Out of the lines below, please list those that hold the string "intenzitě".
━━ Listed records
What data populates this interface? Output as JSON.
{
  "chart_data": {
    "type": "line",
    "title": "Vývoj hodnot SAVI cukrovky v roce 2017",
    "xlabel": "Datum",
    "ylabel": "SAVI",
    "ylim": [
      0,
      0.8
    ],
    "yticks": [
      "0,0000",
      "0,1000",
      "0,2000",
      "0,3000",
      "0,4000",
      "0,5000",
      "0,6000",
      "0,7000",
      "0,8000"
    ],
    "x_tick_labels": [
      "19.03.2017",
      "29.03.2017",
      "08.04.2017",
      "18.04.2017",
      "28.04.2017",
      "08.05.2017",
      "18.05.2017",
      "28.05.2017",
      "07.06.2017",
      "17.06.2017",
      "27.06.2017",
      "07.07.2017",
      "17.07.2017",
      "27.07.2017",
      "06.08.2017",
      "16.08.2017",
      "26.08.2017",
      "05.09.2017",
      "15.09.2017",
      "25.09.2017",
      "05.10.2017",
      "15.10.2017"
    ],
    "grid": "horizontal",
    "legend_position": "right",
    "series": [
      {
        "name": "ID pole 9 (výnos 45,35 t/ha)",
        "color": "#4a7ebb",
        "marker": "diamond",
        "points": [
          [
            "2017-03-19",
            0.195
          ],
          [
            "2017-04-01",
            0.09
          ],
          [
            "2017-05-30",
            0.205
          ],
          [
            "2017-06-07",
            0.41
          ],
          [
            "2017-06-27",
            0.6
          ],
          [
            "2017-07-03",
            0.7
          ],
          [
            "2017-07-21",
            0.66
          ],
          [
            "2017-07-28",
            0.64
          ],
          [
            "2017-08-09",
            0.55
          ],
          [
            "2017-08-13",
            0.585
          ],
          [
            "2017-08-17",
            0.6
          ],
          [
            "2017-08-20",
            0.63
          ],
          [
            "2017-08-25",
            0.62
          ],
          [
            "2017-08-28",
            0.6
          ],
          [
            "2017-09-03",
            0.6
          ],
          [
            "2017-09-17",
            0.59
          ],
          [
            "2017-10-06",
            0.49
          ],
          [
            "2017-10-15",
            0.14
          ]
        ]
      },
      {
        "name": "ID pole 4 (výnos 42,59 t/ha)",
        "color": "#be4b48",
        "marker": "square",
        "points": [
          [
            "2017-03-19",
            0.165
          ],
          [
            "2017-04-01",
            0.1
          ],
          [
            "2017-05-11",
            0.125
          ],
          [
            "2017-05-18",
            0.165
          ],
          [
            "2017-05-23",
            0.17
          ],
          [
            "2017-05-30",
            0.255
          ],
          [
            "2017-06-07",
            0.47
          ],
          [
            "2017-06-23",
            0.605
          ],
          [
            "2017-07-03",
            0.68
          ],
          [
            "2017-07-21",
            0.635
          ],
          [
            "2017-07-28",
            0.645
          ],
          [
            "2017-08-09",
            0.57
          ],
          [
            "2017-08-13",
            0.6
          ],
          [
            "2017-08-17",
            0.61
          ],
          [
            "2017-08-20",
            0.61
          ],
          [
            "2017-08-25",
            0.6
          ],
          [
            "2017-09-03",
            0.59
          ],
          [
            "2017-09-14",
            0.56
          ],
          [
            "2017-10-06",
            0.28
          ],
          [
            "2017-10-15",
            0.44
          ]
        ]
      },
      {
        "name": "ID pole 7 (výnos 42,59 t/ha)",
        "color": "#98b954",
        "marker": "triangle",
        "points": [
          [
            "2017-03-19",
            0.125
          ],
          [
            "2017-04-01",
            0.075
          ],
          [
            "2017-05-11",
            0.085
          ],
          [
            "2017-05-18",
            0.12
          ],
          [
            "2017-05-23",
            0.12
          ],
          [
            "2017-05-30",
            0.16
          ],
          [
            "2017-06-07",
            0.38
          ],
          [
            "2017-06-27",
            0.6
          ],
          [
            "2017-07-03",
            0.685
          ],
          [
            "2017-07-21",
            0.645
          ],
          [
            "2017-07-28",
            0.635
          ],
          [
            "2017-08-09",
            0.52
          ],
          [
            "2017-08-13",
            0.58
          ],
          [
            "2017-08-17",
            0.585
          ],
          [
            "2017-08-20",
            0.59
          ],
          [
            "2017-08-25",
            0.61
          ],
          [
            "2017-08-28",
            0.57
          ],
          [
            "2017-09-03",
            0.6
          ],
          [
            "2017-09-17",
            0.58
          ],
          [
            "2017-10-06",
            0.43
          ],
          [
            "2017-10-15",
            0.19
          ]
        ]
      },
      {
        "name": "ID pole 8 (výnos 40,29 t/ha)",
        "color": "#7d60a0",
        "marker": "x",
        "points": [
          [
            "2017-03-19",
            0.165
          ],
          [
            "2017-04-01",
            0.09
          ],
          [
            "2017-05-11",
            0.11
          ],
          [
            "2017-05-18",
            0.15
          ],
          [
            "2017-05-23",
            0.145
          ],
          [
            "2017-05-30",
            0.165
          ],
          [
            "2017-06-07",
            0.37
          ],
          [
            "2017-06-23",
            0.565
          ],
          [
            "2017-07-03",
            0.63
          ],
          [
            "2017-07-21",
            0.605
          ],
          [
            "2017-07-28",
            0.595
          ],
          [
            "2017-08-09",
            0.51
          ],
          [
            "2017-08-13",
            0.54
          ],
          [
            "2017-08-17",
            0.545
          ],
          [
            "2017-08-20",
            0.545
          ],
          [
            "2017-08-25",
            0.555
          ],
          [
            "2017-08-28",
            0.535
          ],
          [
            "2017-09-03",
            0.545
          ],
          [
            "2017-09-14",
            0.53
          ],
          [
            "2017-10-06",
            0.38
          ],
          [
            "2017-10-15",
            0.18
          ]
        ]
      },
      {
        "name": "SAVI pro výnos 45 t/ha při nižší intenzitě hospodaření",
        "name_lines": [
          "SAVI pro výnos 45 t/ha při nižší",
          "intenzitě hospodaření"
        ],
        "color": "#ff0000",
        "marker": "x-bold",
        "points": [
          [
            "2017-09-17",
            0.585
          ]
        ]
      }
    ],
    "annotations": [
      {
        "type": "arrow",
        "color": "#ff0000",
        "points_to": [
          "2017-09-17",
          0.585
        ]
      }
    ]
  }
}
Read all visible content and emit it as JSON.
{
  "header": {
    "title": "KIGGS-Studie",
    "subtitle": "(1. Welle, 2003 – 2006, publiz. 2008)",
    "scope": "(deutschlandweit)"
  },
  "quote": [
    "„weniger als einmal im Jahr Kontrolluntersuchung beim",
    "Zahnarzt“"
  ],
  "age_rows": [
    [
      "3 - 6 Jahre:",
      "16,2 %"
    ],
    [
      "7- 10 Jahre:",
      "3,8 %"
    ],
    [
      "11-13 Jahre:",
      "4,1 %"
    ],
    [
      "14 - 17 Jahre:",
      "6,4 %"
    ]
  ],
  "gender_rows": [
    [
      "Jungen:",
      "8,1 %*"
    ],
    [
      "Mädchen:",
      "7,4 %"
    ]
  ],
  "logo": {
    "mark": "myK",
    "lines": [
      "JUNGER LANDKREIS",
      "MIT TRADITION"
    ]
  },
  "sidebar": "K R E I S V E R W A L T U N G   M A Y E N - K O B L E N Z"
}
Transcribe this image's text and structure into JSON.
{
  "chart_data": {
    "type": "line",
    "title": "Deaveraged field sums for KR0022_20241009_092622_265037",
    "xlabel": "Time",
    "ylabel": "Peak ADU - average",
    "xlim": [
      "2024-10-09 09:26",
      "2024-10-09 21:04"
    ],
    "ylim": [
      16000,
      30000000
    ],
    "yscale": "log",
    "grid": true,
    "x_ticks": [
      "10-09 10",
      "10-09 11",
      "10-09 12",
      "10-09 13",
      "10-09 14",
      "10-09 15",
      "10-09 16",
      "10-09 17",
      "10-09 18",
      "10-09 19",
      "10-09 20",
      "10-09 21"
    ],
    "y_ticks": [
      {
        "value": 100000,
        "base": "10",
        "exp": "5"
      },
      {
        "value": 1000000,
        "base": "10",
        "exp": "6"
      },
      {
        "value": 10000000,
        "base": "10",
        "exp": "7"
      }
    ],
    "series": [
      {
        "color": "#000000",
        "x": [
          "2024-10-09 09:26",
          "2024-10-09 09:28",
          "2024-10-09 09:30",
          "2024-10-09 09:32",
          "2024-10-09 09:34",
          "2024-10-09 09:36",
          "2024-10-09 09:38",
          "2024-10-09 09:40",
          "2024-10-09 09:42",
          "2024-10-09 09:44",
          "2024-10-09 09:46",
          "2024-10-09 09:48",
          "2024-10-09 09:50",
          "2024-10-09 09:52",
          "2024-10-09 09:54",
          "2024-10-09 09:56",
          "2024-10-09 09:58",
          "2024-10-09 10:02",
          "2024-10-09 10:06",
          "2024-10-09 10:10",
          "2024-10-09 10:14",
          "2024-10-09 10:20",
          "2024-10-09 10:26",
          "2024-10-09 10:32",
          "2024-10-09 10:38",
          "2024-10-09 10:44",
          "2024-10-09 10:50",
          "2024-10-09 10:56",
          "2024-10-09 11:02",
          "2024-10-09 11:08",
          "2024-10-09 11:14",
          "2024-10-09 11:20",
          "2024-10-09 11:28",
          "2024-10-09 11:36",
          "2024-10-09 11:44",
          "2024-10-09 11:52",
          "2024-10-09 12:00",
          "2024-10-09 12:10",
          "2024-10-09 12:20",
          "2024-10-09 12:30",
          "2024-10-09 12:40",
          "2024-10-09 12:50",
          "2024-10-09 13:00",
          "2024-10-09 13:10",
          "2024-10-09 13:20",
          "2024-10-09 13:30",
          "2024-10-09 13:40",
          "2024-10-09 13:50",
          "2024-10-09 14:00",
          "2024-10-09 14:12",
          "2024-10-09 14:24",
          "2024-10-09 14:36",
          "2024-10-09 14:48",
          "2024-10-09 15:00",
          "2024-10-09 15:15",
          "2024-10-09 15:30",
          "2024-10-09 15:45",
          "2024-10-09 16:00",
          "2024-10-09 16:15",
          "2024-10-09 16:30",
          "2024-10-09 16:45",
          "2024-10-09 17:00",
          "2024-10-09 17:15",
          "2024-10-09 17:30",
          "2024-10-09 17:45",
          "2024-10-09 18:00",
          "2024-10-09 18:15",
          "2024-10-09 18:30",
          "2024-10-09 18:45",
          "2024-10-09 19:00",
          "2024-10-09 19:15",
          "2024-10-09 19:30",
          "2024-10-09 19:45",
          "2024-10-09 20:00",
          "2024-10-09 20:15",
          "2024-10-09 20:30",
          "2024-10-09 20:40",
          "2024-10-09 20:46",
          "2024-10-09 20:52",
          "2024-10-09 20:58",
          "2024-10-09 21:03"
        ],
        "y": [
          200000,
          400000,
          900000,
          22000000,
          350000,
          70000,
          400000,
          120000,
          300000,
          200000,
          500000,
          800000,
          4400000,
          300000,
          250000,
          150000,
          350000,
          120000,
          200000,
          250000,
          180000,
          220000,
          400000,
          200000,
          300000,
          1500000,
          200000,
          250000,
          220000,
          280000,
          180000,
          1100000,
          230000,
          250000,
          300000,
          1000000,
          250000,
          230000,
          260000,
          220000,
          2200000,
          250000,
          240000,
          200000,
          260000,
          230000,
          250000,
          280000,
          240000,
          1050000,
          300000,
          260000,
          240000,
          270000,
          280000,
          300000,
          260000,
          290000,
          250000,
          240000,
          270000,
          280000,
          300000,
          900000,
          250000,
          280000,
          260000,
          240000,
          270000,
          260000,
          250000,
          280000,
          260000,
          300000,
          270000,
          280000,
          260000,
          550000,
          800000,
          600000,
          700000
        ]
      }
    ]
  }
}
━━━━
- Answer to this problem:
        "name": "SAVI pro výnos 45 t/ha při nižší intenzitě hospodaření",
          "intenzitě hospodaření"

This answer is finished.